**Task inputs:**
==========

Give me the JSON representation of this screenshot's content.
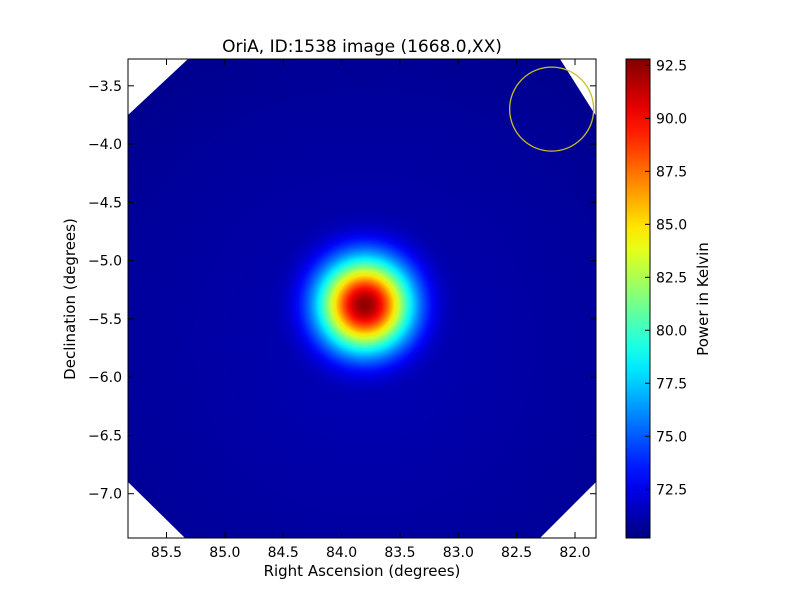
{
  "chart_data": {
    "type": "heatmap",
    "title": "OriA, ID:1538 image (1668.0,XX)",
    "xlabel": "Right Ascension (degrees)",
    "ylabel": "Declination (degrees)",
    "xlim": [
      85.83,
      81.82
    ],
    "ylim": [
      -7.38,
      -3.27
    ],
    "x_ticks": [
      85.5,
      85.0,
      84.5,
      84.0,
      83.5,
      83.0,
      82.5,
      82.0
    ],
    "x_tick_labels": [
      "85.5",
      "85.0",
      "84.5",
      "84.0",
      "83.5",
      "83.0",
      "82.5",
      "82.0"
    ],
    "y_ticks": [
      -3.5,
      -4.0,
      -4.5,
      -5.0,
      -5.5,
      -6.0,
      -6.5,
      -7.0
    ],
    "y_tick_labels": [
      "−3.5",
      "−4.0",
      "−4.5",
      "−5.0",
      "−5.5",
      "−6.0",
      "−6.5",
      "−7.0"
    ],
    "colorbar": {
      "label": "Power in Kelvin",
      "min": 70.2,
      "max": 92.8,
      "colormap": "jet",
      "ticks": [
        72.5,
        75.0,
        77.5,
        80.0,
        82.5,
        85.0,
        87.5,
        90.0,
        92.5
      ],
      "tick_labels": [
        "72.5",
        "75.0",
        "77.5",
        "80.0",
        "82.5",
        "85.0",
        "87.5",
        "90.0",
        "92.5"
      ]
    },
    "source": {
      "ra": 83.8,
      "dec": -5.38,
      "peak_value": 92.5,
      "background_value": 71.0,
      "sigma_deg": 0.27
    },
    "beam_marker": {
      "ra": 82.2,
      "dec": -3.7,
      "radius_deg": 0.36,
      "color": "#c8c020"
    },
    "colors": {
      "masked_corners": "#ffffff"
    }
  }
}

==========

**Short exercise:**
Pick out the lines that contain "degrees" and copy them.

**Full answer:**
    "xlabel": "Right Ascension (degrees)",
    "ylabel": "Declination (degrees)",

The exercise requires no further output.